━━ INFORMATION GIVEN

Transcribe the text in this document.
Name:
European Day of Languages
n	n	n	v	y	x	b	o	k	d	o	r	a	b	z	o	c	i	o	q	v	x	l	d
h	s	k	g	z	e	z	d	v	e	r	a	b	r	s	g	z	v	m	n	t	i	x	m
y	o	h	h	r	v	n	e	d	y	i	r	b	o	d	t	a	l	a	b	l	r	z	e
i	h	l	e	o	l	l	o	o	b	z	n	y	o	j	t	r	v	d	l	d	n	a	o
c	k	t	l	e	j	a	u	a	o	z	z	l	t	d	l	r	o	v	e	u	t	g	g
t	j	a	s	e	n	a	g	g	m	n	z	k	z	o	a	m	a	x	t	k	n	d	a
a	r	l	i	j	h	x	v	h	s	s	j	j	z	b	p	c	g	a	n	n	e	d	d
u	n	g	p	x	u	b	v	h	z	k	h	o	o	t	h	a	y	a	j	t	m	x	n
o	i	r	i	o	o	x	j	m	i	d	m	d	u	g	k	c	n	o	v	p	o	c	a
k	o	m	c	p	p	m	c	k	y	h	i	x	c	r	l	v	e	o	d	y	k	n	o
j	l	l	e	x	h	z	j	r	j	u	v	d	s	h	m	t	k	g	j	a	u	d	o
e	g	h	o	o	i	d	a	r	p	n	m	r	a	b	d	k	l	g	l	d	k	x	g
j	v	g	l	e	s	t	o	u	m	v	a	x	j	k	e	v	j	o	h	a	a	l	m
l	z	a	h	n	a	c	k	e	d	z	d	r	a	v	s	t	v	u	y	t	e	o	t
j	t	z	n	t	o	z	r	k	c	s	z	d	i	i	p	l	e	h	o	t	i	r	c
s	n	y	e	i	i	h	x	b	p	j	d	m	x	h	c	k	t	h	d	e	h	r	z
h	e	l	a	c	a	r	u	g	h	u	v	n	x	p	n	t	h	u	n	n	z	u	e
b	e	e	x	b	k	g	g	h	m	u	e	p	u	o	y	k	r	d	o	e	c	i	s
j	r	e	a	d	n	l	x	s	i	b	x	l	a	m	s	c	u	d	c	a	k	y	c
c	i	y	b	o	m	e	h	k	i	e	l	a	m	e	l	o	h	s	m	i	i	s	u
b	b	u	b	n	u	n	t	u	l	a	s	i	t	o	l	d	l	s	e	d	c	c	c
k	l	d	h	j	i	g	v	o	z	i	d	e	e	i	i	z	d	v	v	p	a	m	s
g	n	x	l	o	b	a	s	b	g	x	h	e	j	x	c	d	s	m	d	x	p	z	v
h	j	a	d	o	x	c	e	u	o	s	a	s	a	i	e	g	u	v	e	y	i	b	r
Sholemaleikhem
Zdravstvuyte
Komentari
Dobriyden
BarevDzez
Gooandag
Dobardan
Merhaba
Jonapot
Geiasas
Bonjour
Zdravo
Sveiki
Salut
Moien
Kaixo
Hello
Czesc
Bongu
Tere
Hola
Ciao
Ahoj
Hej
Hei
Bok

━━━━

Retype every record above exactly as written.

> [WRITTEN SOLUTION]
Transcribe the text in this document.
Name:
European Day of Languages
n	n	n	v	y	x	b	o	k	d	o	r	a	b	z	o	c	i	o	q	v	x	l	d
h	s	k	g	z	e	z	d	v	e	r	a	b	r	s	g	z	v	m	n	t	i	x	m
y	o	h	h	r	v	n	e	d	y	i	r	b	o	d	t	a	l	a	b	l	r	z	e
i	h	l	e	o	l	l	o	o	b	z	n	y	o	j	t	r	v	d	l	d	n	a	o
c	k	t	l	e	j	a	u	a	o	z	z	l	t	d	l	r	o	v	e	u	t	g	g
t	j	a	s	e	n	a	g	g	m	n	z	k	z	o	a	m	a	x	t	k	n	d	a
a	r	l	i	j	h	x	v	h	s	s	j	j	z	b	p	c	g	a	n	n	e	d	d
u	n	g	p	x	u	b	v	h	z	k	h	o	o	t	h	a	y	a	j	t	m	x	n
o	i	r	i	o	o	x	j	m	i	d	m	d	u	g	k	c	n	o	v	p	o	c	a
k	o	m	c	p	p	m	c	k	y	h	i	x	c	r	l	v	e	o	d	y	k	n	o
j	l	l	e	x	h	z	j	r	j	u	v	d	s	h	m	t	k	g	j	a	u	d	o
e	g	h	o	o	i	d	a	r	p	n	m	r	a	b	d	k	l	g	l	d	k	x	g
j	v	g	l	e	s	t	o	u	m	v	a	x	j	k	e	v	j	o	h	a	a	l	m
l	z	a	h	n	a	c	k	e	d	z	d	r	a	v	s	t	v	u	y	t	e	o	t
j	t	z	n	t	o	z	r	k	c	s	z	d	i	i	p	l	e	h	o	t	i	r	c
s	n	y	e	i	i	h	x	b	p	j	d	m	x	h	c	k	t	h	d	e	h	r	z
h	e	l	a	c	a	r	u	g	h	u	v	n	x	p	n	t	h	u	n	n	z	u	e
b	e	e	x	b	k	g	g	h	m	u	e	p	u	o	y	k	r	d	o	e	c	i	s
j	r	e	a	d	n	l	x	s	i	b	x	l	a	m	s	c	u	d	c	a	k	y	c
c	i	y	b	o	m	e	h	k	i	e	l	a	m	e	l	o	h	s	m	i	i	s	u
b	b	u	b	n	u	n	t	u	l	a	s	i	t	o	l	d	l	s	e	d	c	c	c
k	l	d	h	j	i	g	v	o	z	i	d	e	e	i	i	z	d	v	v	p	a	m	s
g	n	x	l	o	b	a	s	b	g	x	h	e	j	x	c	d	s	m	d	x	p	z	v
h	j	a	d	o	x	c	e	u	o	s	a	s	a	i	e	g	u	v	e	y	i	b	r
Sholemaleikhem
Zdravstvuyte
Komentari
Dobriyden
BarevDzez
Gooandag
Dobardan
Merhaba
Jonapot
Geiasas
Bonjour
Zdravo
Sveiki
Salut
Moien
Kaixo
Hello
Czesc
Bongu
Tere
Hola
Ciao
Ahoj
Hej
Hei
Bok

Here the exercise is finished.